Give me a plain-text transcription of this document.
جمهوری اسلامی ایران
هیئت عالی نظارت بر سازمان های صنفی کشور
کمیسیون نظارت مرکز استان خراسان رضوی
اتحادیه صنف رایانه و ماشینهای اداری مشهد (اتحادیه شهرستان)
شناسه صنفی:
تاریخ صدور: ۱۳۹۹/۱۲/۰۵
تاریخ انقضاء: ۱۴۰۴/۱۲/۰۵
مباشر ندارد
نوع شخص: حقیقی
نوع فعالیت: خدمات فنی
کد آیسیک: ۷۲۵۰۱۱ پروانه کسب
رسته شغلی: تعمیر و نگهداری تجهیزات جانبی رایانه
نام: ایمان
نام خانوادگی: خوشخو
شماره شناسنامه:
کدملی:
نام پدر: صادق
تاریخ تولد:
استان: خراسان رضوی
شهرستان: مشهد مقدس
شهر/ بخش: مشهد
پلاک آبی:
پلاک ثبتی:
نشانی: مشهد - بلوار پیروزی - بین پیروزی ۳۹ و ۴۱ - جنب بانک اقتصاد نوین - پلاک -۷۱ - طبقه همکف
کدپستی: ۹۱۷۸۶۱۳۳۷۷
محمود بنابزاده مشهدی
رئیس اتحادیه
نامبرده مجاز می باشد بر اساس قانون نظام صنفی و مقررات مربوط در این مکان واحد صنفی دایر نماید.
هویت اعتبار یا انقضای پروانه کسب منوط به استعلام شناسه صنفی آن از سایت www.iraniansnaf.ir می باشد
--
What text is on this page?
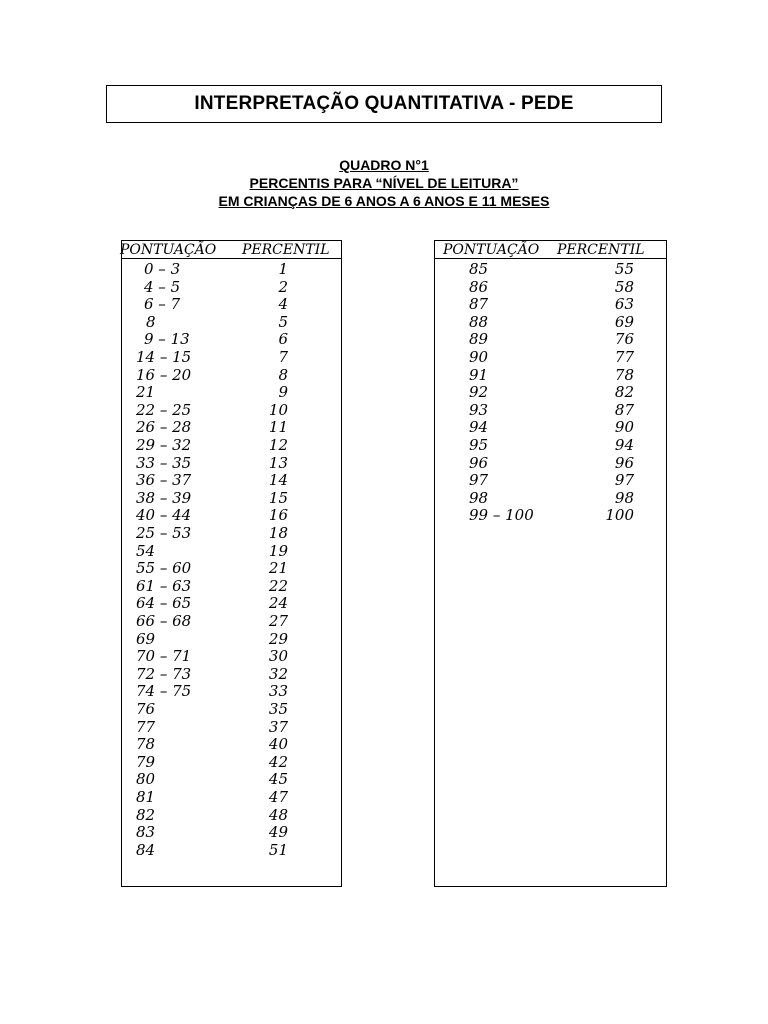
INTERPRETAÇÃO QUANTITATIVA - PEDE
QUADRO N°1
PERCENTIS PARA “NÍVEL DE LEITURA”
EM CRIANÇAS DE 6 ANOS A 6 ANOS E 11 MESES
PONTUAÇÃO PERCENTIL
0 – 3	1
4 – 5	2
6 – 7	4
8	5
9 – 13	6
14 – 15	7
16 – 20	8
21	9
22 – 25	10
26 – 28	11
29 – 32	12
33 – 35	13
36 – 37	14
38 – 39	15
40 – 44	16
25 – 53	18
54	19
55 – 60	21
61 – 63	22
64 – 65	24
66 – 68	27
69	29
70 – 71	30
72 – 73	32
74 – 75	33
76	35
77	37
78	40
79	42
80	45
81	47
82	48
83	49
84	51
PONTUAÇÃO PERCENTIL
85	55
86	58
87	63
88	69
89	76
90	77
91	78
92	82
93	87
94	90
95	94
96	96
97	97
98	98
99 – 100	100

Directive:
Look over the records above and copy each line that includes the string "شناسه".

The result:
شناسه صنفی:
هویت اعتبار یا انقضای پروانه کسب منوط به استعلام شناسه صنفی آن از سایت www.iraniansnaf.ir می باشد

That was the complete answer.